• _What you should do_
Copy every line of the material below word for word.

Records from a collection of figures:
########################################
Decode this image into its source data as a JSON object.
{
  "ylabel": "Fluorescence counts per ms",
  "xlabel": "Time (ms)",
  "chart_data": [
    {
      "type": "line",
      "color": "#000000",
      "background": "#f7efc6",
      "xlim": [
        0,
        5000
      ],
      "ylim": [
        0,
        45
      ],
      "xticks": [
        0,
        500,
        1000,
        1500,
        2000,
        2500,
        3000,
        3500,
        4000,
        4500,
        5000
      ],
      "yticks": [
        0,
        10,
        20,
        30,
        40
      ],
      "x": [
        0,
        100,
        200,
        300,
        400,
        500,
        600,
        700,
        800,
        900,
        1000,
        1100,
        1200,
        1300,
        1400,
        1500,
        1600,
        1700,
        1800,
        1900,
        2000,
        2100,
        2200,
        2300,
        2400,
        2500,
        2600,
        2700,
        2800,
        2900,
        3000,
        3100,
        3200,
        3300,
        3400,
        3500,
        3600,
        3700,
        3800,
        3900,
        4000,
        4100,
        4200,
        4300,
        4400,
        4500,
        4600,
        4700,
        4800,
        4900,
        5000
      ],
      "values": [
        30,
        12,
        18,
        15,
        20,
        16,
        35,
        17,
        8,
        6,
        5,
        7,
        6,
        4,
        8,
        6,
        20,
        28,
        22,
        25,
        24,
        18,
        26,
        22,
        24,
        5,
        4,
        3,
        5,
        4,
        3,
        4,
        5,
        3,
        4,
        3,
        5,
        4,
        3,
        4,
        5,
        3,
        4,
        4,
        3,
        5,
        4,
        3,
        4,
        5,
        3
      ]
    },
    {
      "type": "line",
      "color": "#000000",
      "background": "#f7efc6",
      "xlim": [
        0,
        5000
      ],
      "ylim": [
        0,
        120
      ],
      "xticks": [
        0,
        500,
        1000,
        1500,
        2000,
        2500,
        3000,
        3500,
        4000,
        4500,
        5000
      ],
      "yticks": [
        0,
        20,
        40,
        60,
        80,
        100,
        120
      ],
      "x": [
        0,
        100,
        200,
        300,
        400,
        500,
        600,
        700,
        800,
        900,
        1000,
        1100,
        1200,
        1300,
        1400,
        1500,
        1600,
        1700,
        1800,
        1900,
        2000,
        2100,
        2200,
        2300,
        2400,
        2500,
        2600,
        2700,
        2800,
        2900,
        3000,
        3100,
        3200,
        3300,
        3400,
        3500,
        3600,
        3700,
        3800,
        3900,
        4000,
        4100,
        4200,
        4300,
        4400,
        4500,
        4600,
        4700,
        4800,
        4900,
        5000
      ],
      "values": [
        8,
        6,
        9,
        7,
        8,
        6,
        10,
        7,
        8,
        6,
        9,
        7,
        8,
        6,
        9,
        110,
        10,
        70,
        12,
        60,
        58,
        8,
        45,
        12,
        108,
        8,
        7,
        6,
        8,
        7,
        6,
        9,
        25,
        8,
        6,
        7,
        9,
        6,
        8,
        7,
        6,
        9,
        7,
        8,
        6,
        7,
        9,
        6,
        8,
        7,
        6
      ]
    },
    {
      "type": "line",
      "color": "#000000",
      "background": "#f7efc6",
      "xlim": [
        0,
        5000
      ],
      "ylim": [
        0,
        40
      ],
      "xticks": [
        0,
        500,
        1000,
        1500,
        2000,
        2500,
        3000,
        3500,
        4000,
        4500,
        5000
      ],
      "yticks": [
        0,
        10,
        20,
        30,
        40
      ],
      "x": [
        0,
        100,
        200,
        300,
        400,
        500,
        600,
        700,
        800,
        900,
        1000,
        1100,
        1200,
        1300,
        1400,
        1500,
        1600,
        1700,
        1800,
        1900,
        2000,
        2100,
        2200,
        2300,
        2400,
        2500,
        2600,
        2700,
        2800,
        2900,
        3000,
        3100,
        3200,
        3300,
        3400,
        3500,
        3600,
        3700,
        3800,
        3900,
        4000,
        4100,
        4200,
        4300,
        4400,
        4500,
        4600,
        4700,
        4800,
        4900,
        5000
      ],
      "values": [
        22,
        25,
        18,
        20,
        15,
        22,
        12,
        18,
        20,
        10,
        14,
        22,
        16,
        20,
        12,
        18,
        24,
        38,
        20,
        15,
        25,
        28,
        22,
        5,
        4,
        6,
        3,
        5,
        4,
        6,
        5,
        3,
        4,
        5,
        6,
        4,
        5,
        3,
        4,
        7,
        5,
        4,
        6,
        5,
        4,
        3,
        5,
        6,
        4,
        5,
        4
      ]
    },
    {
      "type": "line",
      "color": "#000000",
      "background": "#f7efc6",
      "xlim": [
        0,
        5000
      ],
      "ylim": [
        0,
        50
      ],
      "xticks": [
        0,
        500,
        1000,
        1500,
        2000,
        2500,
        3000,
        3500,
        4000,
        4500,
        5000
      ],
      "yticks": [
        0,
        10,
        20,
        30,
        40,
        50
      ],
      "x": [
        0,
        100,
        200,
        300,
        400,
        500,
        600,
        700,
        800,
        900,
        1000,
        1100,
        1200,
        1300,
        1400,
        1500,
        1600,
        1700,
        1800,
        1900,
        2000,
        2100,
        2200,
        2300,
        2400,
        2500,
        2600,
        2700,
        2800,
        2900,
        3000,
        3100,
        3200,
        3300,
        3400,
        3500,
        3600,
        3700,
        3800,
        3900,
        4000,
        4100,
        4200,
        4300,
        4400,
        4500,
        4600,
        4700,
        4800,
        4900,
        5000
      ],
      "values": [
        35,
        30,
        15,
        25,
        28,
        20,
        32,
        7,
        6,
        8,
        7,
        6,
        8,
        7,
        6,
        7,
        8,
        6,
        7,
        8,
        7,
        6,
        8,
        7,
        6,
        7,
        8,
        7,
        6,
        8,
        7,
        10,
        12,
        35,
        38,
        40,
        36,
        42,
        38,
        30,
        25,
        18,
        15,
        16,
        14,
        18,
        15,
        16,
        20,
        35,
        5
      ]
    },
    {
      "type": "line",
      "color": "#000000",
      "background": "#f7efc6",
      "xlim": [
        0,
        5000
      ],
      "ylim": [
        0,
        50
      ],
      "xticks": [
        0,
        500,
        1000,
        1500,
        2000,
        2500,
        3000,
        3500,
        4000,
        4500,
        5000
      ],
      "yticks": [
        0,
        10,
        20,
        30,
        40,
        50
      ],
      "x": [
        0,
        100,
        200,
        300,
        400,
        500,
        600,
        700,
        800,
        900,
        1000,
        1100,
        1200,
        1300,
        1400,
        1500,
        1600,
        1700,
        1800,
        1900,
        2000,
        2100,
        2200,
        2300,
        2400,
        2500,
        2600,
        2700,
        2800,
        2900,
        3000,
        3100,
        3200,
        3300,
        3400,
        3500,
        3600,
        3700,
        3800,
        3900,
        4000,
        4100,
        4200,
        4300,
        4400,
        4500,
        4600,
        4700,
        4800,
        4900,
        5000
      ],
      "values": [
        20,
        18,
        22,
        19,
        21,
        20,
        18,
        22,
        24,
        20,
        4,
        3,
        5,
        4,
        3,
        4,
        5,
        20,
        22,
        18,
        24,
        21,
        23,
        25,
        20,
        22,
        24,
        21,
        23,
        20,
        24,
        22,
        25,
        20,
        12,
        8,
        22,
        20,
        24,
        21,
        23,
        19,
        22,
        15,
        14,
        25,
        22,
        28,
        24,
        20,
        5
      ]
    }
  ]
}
########################################
• _Task response_
Decode this image into its source data as a JSON object.
{
  "ylabel": "Fluorescence counts per ms",
  "xlabel": "Time (ms)",
  "chart_data": [
    {
      "type": "line",
      "color": "#000000",
      "background": "#f7efc6",
      "xlim": [
        0,
        5000
      ],
      "ylim": [
        0,
        45
      ],
      "xticks": [
        0,
        500,
        1000,
        1500,
        2000,
        2500,
        3000,
        3500,
        4000,
        4500,
        5000
      ],
      "yticks": [
        0,
        10,
        20,
        30,
        40
      ],
      "x": [
        0,
        100,
        200,
        300,
        400,
        500,
        600,
        700,
        800,
        900,
        1000,
        1100,
        1200,
        1300,
        1400,
        1500,
        1600,
        1700,
        1800,
        1900,
        2000,
        2100,
        2200,
        2300,
        2400,
        2500,
        2600,
        2700,
        2800,
        2900,
        3000,
        3100,
        3200,
        3300,
        3400,
        3500,
        3600,
        3700,
        3800,
        3900,
        4000,
        4100,
        4200,
        4300,
        4400,
        4500,
        4600,
        4700,
        4800,
        4900,
        5000
      ],
      "values": [
        30,
        12,
        18,
        15,
        20,
        16,
        35,
        17,
        8,
        6,
        5,
        7,
        6,
        4,
        8,
        6,
        20,
        28,
        22,
        25,
        24,
        18,
        26,
        22,
        24,
        5,
        4,
        3,
        5,
        4,
        3,
        4,
        5,
        3,
        4,
        3,
        5,
        4,
        3,
        4,
        5,
        3,
        4,
        4,
        3,
        5,
        4,
        3,
        4,
        5,
        3
      ]
    },
    {
      "type": "line",
      "color": "#000000",
      "background": "#f7efc6",
      "xlim": [
        0,
        5000
      ],
      "ylim": [
        0,
        120
      ],
      "xticks": [
        0,
        500,
        1000,
        1500,
        2000,
        2500,
        3000,
        3500,
        4000,
        4500,
        5000
      ],
      "yticks": [
        0,
        20,
        40,
        60,
        80,
        100,
        120
      ],
      "x": [
        0,
        100,
        200,
        300,
        400,
        500,
        600,
        700,
        800,
        900,
        1000,
        1100,
        1200,
        1300,
        1400,
        1500,
        1600,
        1700,
        1800,
        1900,
        2000,
        2100,
        2200,
        2300,
        2400,
        2500,
        2600,
        2700,
        2800,
        2900,
        3000,
        3100,
        3200,
        3300,
        3400,
        3500,
        3600,
        3700,
        3800,
        3900,
        4000,
        4100,
        4200,
        4300,
        4400,
        4500,
        4600,
        4700,
        4800,
        4900,
        5000
      ],
      "values": [
        8,
        6,
        9,
        7,
        8,
        6,
        10,
        7,
        8,
        6,
        9,
        7,
        8,
        6,
        9,
        110,
        10,
        70,
        12,
        60,
        58,
        8,
        45,
        12,
        108,
        8,
        7,
        6,
        8,
        7,
        6,
        9,
        25,
        8,
        6,
        7,
        9,
        6,
        8,
        7,
        6,
        9,
        7,
        8,
        6,
        7,
        9,
        6,
        8,
        7,
        6
      ]
    },
    {
      "type": "line",
      "color": "#000000",
      "background": "#f7efc6",
      "xlim": [
        0,
        5000
      ],
      "ylim": [
        0,
        40
      ],
      "xticks": [
        0,
        500,
        1000,
        1500,
        2000,
        2500,
        3000,
        3500,
        4000,
        4500,
        5000
      ],
      "yticks": [
        0,
        10,
        20,
        30,
        40
      ],
      "x": [
        0,
        100,
        200,
        300,
        400,
        500,
        600,
        700,
        800,
        900,
        1000,
        1100,
        1200,
        1300,
        1400,
        1500,
        1600,
        1700,
        1800,
        1900,
        2000,
        2100,
        2200,
        2300,
        2400,
        2500,
        2600,
        2700,
        2800,
        2900,
        3000,
        3100,
        3200,
        3300,
        3400,
        3500,
        3600,
        3700,
        3800,
        3900,
        4000,
        4100,
        4200,
        4300,
        4400,
        4500,
        4600,
        4700,
        4800,
        4900,
        5000
      ],
      "values": [
        22,
        25,
        18,
        20,
        15,
        22,
        12,
        18,
        20,
        10,
        14,
        22,
        16,
        20,
        12,
        18,
        24,
        38,
        20,
        15,
        25,
        28,
        22,
        5,
        4,
        6,
        3,
        5,
        4,
        6,
        5,
        3,
        4,
        5,
        6,
        4,
        5,
        3,
        4,
        7,
        5,
        4,
        6,
        5,
        4,
        3,
        5,
        6,
        4,
        5,
        4
      ]
    },
    {
      "type": "line",
      "color": "#000000",
      "background": "#f7efc6",
      "xlim": [
        0,
        5000
      ],
      "ylim": [
        0,
        50
      ],
      "xticks": [
        0,
        500,
        1000,
        1500,
        2000,
        2500,
        3000,
        3500,
        4000,
        4500,
        5000
      ],
      "yticks": [
        0,
        10,
        20,
        30,
        40,
        50
      ],
      "x": [
        0,
        100,
        200,
        300,
        400,
        500,
        600,
        700,
        800,
        900,
        1000,
        1100,
        1200,
        1300,
        1400,
        1500,
        1600,
        1700,
        1800,
        1900,
        2000,
        2100,
        2200,
        2300,
        2400,
        2500,
        2600,
        2700,
        2800,
        2900,
        3000,
        3100,
        3200,
        3300,
        3400,
        3500,
        3600,
        3700,
        3800,
        3900,
        4000,
        4100,
        4200,
        4300,
        4400,
        4500,
        4600,
        4700,
        4800,
        4900,
        5000
      ],
      "values": [
        35,
        30,
        15,
        25,
        28,
        20,
        32,
        7,
        6,
        8,
        7,
        6,
        8,
        7,
        6,
        7,
        8,
        6,
        7,
        8,
        7,
        6,
        8,
        7,
        6,
        7,
        8,
        7,
        6,
        8,
        7,
        10,
        12,
        35,
        38,
        40,
        36,
        42,
        38,
        30,
        25,
        18,
        15,
        16,
        14,
        18,
        15,
        16,
        20,
        35,
        5
      ]
    },
    {
      "type": "line",
      "color": "#000000",
      "background": "#f7efc6",
      "xlim": [
        0,
        5000
      ],
      "ylim": [
        0,
        50
      ],
      "xticks": [
        0,
        500,
        1000,
        1500,
        2000,
        2500,
        3000,
        3500,
        4000,
        4500,
        5000
      ],
      "yticks": [
        0,
        10,
        20,
        30,
        40,
        50
      ],
      "x": [
        0,
        100,
        200,
        300,
        400,
        500,
        600,
        700,
        800,
        900,
        1000,
        1100,
        1200,
        1300,
        1400,
        1500,
        1600,
        1700,
        1800,
        1900,
        2000,
        2100,
        2200,
        2300,
        2400,
        2500,
        2600,
        2700,
        2800,
        2900,
        3000,
        3100,
        3200,
        3300,
        3400,
        3500,
        3600,
        3700,
        3800,
        3900,
        4000,
        4100,
        4200,
        4300,
        4400,
        4500,
        4600,
        4700,
        4800,
        4900,
        5000
      ],
      "values": [
        20,
        18,
        22,
        19,
        21,
        20,
        18,
        22,
        24,
        20,
        4,
        3,
        5,
        4,
        3,
        4,
        5,
        20,
        22,
        18,
        24,
        21,
        23,
        25,
        20,
        22,
        24,
        21,
        23,
        20,
        24,
        22,
        25,
        20,
        12,
        8,
        22,
        20,
        24,
        21,
        23,
        19,
        22,
        15,
        14,
        25,
        22,
        28,
        24,
        20,
        5
      ]
    }
  ]
}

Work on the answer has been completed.